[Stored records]
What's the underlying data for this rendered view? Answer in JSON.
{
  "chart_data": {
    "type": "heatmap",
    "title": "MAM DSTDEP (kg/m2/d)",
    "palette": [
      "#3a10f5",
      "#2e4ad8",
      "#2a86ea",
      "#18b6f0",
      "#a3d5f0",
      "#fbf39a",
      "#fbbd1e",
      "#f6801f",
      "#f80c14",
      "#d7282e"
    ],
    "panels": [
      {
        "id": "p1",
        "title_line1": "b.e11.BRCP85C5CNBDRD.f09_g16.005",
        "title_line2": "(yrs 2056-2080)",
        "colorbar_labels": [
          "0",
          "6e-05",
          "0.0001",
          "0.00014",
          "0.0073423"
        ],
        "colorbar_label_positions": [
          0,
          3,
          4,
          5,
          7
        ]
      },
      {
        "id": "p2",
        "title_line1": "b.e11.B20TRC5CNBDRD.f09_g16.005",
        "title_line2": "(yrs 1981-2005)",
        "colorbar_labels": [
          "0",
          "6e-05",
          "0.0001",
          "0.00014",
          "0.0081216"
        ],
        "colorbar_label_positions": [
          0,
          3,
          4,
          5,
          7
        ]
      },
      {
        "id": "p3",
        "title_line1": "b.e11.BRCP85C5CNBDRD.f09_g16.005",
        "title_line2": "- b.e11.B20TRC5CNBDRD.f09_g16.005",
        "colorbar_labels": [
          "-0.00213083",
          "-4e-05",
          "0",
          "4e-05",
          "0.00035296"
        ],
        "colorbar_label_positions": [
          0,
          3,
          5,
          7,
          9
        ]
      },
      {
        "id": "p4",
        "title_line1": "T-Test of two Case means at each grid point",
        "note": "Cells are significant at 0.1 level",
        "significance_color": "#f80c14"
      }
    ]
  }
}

...

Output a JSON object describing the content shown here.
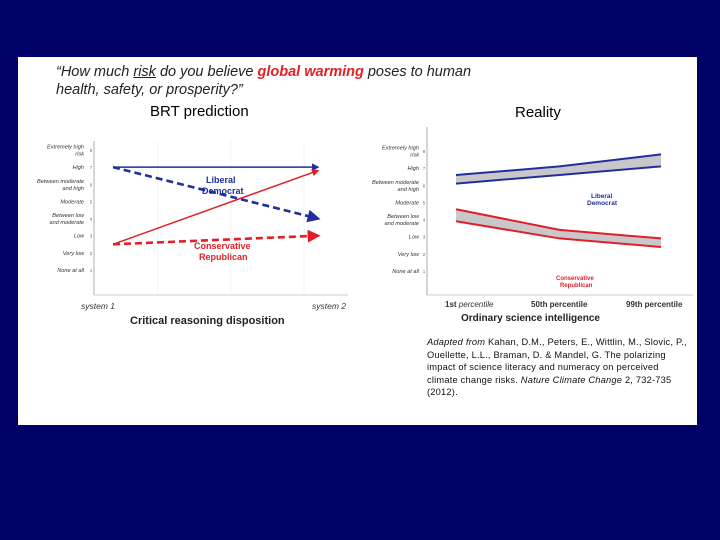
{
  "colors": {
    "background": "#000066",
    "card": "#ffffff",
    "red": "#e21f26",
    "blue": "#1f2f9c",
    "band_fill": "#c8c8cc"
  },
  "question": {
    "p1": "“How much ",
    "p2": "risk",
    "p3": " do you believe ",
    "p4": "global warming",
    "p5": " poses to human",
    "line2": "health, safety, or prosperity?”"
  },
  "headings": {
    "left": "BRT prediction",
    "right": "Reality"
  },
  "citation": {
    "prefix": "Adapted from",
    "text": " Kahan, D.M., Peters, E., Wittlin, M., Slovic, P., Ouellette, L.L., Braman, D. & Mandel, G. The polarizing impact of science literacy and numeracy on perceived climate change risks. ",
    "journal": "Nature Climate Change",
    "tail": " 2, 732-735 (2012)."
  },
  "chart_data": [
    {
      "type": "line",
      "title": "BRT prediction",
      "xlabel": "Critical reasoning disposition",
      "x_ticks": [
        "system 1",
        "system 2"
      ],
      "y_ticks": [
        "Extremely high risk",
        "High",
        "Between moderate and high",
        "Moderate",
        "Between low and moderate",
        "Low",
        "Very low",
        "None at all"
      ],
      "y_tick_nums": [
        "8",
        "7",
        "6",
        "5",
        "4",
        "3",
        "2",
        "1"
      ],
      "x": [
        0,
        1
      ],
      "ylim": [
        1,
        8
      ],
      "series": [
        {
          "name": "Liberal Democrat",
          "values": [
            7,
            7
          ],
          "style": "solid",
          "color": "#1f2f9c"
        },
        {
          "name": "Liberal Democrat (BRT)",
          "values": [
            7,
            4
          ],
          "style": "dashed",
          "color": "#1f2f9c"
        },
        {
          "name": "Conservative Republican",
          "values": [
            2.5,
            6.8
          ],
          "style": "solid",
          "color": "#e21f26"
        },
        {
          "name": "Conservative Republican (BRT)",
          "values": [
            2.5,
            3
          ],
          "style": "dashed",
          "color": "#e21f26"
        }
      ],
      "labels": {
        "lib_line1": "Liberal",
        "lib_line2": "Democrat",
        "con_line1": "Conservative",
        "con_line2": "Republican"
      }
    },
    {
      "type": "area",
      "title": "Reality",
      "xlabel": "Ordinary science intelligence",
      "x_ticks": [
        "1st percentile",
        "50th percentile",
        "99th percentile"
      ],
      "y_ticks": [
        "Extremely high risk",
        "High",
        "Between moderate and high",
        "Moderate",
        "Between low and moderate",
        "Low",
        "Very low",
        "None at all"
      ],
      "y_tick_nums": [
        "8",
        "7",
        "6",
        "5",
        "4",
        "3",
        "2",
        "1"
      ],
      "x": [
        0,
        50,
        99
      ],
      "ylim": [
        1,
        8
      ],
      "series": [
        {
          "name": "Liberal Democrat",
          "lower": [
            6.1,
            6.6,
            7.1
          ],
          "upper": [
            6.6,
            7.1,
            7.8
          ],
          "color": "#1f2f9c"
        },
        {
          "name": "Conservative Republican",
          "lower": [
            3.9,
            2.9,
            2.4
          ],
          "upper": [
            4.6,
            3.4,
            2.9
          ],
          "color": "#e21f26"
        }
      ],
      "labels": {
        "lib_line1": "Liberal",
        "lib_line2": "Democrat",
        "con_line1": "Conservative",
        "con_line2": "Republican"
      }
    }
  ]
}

▶ **INSTRUCTIONS TO FOLLOW**
Copy each line holding the word "xlabel" from the listing above.

▶ **FULL SOLUTION**
      "xlabel": "Critical reasoning disposition",
      "xlabel": "Ordinary science intelligence",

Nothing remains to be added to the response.